Objective:
Each line that holds the word "Frequency" counts once. Give the total number of such lines and nothing else.

(Saved data entries)

■ ■ ■

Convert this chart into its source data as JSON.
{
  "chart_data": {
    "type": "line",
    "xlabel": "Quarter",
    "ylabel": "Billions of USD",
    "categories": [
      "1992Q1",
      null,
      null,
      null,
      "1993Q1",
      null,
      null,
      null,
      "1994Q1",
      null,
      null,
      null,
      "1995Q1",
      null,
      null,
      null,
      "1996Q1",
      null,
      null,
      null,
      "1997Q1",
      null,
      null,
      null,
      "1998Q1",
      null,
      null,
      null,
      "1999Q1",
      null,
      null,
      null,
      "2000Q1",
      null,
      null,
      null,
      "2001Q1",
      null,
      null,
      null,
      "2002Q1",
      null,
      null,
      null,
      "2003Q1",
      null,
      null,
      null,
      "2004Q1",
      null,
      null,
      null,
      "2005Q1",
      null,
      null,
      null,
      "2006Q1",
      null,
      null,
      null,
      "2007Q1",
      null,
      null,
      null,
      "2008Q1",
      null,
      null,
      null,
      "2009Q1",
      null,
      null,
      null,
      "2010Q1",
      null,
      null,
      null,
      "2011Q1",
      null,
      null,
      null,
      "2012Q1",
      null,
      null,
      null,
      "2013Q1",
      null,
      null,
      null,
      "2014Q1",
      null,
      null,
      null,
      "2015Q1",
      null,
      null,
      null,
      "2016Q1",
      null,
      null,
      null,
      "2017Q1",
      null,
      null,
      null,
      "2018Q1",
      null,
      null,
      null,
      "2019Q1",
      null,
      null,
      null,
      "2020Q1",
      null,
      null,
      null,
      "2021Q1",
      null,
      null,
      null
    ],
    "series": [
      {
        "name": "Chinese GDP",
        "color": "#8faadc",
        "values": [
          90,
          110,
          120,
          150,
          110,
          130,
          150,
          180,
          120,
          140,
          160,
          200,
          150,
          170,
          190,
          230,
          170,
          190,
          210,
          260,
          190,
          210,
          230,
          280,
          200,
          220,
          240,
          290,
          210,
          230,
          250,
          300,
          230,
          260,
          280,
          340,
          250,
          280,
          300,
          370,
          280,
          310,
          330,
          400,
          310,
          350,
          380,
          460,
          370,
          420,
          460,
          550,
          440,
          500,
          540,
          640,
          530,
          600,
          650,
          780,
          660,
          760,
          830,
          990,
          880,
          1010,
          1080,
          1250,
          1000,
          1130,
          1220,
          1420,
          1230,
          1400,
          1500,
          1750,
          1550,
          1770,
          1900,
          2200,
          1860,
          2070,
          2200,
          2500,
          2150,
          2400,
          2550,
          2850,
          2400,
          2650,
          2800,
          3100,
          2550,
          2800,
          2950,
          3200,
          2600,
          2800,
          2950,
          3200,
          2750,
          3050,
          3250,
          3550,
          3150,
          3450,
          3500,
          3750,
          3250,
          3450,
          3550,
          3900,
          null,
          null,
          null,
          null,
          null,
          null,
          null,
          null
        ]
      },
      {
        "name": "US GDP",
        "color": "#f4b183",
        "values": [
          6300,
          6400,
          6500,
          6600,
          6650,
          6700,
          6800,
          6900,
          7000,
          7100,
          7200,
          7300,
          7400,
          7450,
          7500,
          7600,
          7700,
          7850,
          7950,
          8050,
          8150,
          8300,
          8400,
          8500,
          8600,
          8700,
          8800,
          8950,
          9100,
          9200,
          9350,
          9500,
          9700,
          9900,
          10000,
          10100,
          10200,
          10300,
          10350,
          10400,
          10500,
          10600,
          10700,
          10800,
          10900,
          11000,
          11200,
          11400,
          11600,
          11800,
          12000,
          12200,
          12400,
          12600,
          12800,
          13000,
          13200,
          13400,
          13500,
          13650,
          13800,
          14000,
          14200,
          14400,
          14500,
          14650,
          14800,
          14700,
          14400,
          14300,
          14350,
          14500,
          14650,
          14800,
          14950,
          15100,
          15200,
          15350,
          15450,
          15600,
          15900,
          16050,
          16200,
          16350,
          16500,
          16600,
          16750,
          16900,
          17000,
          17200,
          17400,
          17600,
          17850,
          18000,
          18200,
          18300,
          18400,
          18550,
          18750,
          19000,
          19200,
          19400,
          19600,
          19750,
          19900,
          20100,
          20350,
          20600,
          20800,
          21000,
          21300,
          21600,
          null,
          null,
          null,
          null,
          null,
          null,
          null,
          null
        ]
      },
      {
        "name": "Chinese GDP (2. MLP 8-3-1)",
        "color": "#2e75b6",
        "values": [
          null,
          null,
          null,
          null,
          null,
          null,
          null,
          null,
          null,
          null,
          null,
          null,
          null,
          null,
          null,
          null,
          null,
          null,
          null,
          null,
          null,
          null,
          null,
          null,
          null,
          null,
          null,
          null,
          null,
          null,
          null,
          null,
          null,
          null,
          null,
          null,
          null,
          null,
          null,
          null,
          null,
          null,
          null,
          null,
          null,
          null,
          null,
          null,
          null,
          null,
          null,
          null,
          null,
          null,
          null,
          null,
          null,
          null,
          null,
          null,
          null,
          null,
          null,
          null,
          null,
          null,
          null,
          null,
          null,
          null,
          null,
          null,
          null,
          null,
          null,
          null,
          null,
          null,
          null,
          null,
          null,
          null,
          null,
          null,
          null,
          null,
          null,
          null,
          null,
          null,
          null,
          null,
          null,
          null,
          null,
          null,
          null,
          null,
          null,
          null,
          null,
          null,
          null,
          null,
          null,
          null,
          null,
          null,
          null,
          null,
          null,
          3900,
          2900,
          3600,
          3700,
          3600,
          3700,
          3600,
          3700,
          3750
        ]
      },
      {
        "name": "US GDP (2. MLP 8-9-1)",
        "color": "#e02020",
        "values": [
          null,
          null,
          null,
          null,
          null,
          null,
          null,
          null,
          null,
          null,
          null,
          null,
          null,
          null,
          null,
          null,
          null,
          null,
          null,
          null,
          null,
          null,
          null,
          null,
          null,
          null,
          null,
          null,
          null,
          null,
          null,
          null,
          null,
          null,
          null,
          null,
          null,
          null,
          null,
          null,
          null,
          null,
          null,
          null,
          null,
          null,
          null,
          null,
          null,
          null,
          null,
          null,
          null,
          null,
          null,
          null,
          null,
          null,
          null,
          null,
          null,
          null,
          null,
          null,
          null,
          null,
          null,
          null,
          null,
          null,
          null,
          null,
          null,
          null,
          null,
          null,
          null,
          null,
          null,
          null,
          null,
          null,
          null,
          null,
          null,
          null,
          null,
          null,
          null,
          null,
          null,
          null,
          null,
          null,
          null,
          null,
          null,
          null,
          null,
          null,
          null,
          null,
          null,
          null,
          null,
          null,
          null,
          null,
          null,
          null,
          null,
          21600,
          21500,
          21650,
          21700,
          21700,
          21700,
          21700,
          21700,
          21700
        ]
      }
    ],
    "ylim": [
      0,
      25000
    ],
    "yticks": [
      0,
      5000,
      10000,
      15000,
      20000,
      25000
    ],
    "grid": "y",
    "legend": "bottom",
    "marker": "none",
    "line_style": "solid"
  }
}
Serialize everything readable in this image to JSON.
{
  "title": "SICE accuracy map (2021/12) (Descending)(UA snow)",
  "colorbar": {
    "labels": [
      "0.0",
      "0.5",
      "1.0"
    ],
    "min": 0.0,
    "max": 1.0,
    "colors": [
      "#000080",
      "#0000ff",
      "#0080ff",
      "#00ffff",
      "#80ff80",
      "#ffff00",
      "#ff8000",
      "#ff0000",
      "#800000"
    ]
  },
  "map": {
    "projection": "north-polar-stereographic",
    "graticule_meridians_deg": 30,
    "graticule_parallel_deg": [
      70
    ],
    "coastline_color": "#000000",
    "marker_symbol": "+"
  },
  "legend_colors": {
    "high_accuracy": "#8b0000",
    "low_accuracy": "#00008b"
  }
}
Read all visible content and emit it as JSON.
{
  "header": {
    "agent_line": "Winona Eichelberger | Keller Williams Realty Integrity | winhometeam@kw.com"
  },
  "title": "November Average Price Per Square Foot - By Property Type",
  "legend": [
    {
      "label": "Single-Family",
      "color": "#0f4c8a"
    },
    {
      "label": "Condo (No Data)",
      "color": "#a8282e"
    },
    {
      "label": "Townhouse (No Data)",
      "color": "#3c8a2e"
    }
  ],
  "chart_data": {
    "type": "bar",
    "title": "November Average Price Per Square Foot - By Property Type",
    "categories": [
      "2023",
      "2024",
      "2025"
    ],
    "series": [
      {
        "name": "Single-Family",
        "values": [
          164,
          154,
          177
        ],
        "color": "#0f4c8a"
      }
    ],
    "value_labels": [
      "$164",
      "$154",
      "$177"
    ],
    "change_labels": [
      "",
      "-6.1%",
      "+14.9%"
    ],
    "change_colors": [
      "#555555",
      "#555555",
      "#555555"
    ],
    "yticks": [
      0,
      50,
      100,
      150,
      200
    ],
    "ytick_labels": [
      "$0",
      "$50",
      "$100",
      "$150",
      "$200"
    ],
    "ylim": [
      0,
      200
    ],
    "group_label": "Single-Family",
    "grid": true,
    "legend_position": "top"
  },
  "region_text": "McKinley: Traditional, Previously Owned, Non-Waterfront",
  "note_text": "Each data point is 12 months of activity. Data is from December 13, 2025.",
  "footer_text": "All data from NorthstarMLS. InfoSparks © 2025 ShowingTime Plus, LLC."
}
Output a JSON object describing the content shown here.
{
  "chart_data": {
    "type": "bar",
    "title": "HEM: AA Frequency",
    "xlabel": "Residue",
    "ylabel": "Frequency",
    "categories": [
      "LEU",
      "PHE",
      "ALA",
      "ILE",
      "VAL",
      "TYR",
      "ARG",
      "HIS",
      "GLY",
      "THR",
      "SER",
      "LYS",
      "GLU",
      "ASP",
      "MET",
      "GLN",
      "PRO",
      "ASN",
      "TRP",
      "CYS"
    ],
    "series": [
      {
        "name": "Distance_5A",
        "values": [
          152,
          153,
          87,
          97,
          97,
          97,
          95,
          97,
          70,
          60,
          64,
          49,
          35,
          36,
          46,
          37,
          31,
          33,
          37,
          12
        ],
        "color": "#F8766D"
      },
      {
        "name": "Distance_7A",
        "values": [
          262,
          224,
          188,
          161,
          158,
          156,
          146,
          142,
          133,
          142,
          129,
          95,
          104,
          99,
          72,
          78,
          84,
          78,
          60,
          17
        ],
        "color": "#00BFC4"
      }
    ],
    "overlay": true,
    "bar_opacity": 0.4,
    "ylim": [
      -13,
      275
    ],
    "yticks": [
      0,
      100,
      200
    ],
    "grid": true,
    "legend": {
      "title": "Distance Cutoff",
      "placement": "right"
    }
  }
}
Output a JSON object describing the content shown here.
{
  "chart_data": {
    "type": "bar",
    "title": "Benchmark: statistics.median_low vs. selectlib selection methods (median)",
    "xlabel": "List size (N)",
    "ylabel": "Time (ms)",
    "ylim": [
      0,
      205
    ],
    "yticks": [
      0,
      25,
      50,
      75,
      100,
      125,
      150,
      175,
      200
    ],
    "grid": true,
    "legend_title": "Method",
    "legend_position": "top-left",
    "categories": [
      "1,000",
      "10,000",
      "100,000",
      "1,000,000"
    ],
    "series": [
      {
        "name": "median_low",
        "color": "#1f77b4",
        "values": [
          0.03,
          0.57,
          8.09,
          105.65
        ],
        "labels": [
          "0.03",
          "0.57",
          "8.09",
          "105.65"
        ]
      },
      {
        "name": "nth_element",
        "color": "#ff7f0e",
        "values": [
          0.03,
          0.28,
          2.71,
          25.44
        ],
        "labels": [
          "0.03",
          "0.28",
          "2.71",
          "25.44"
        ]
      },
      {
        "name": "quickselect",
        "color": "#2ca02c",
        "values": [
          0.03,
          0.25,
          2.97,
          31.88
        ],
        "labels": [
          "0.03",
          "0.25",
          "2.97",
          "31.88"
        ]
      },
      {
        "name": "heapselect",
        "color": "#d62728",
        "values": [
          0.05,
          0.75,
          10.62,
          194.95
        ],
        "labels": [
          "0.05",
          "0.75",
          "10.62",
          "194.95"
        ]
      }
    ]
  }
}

■ ■ ■

Response for this exercise:
2